***** Supplied text *****

Now Florida looks set to reduce the state tally by not just one, but given the state’s size and economic clout, by a big one.

“This bill steamrolled through. There was not one vote in opposition,” Sean Sidway, a leading member of the Ancient Order of Hibernians in Florida told the Irish Echo.

Hibernians in the state, alerted to the situation and aware that it is the eleventh hour, are now scrambling in an effort to persuade Governor Scott to stay his pen.

But time is not on their side.

Sidway, the chairman of the Florida AOH Freedom For All Ireland Committee, said the bill would completely undermine the 1988 legislation.

Sidway said that the AOH was attempting to identify the original sponsor of the bill and had reached out to some legislators.

A document seen by the Irish Echo indicates that the measure was preceded by a “Bill Analysis and Fiscal Impact Statement” drawn up for the Florida Senate Appropriations Subcommittee on General Government.

The bill, SB 7024, was then introduced in the Senate back in early March by the Government Oversight and Accountability Committee. The impact statement cover page also refers to the State Board of Administration.

Initial responses from some of the legislators contacted about the bill, according to Sean Sidway, had shown that legislators were either uninterested or “totally uniformed” about the bill, its subject matter, and it likely effects.

“It seems that they (legislators) have been taken in by the optics and are unaware that things are not all fine in Northern Ireland. This bill seems to have been inspired more by a profit motive rather than a moral imperative,” Sidway said.

“That moral imperative is getting lost in the shuffle,” he said.

“It’s really alarming. They (legislators) don’t have a grasp of the situation. You don’t give back what you have fought to achieve,” Sidway said of the late hour AOH bid to stop, or delay, the bill signing.

The MacBride Principles are a set of guidelines aimed at promoting non-discriminatory hiring in Northern Ireland.

They came into being in the early 1980s when Catholics in Northern Ireland were two-and-half times more likely to be unemployed than Protestants.

However, the intent of the principles was to bring about fair employment opportunities for all, regardless of religious or political affiliation.

Signatory states and municipalities require that their pension funds invest only in companies in the North that comply with the principles.

Many U.S. companies operating in Northern Ireland have embraced the principles, named after the late Irish Nobel laureate, Sean MacBride.

The MacBride campaign is seen as having prompted successive British governments to enact their own fair employment legislation in the North.

*****

> Short problem 1:
In the article on the Florida bill, which committee introduced SB 7024 in the Senate?
> Short problem 2:
Decide whether each statement agrees with the article on the Florida bill, answering yes or no and quoting the deciding words: (a) The bill passed without a single opposing vote. (b) The MacBride Principles came into being in the early 1990s. (c) The principles are named after an Irish Nobel laureate.

***** Stored data *****

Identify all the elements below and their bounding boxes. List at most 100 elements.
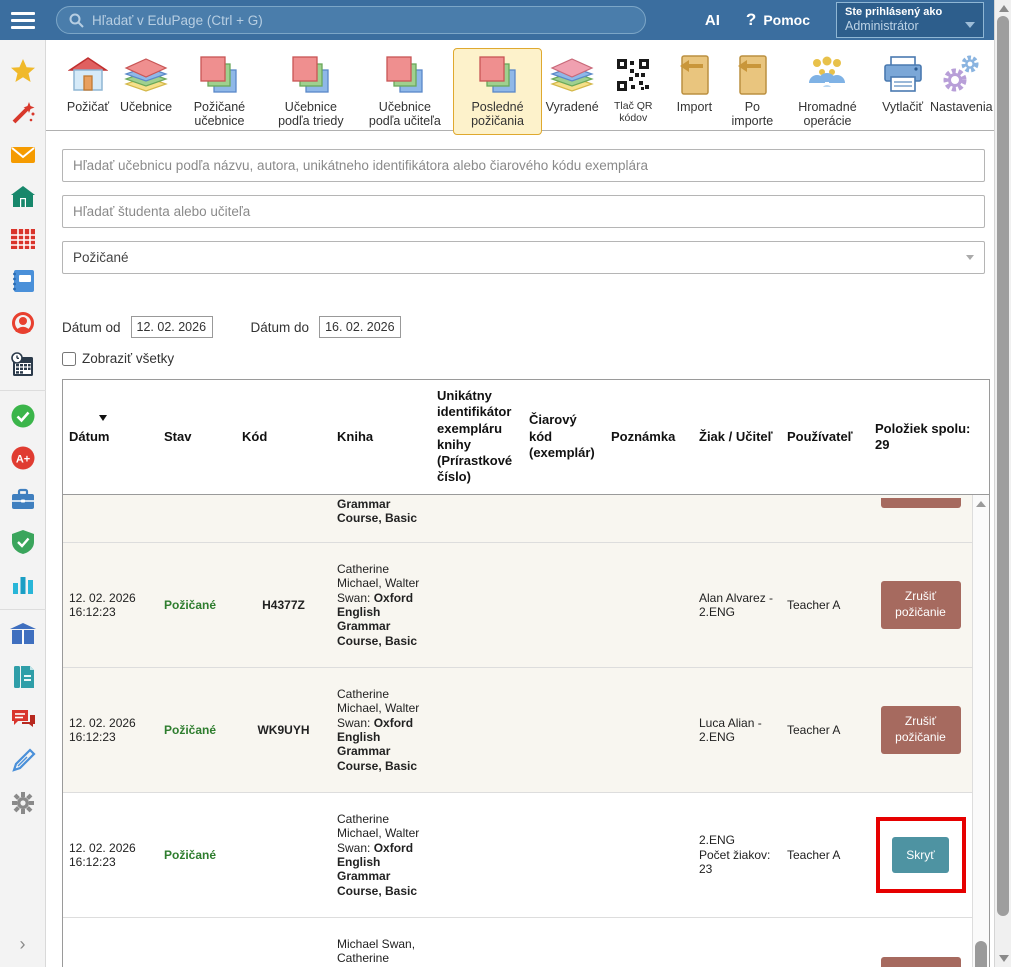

*****

> Exercise output 1:
The Government Oversight and Accountability Committee introduced it in early March.

> Exercise output 2:
(a) Yes: "There was not one vote in opposition"
(b) No: "They came into being in the early 1980s"
(c) Yes: "named after the late Irish Nobel laureate, Sean MacBride"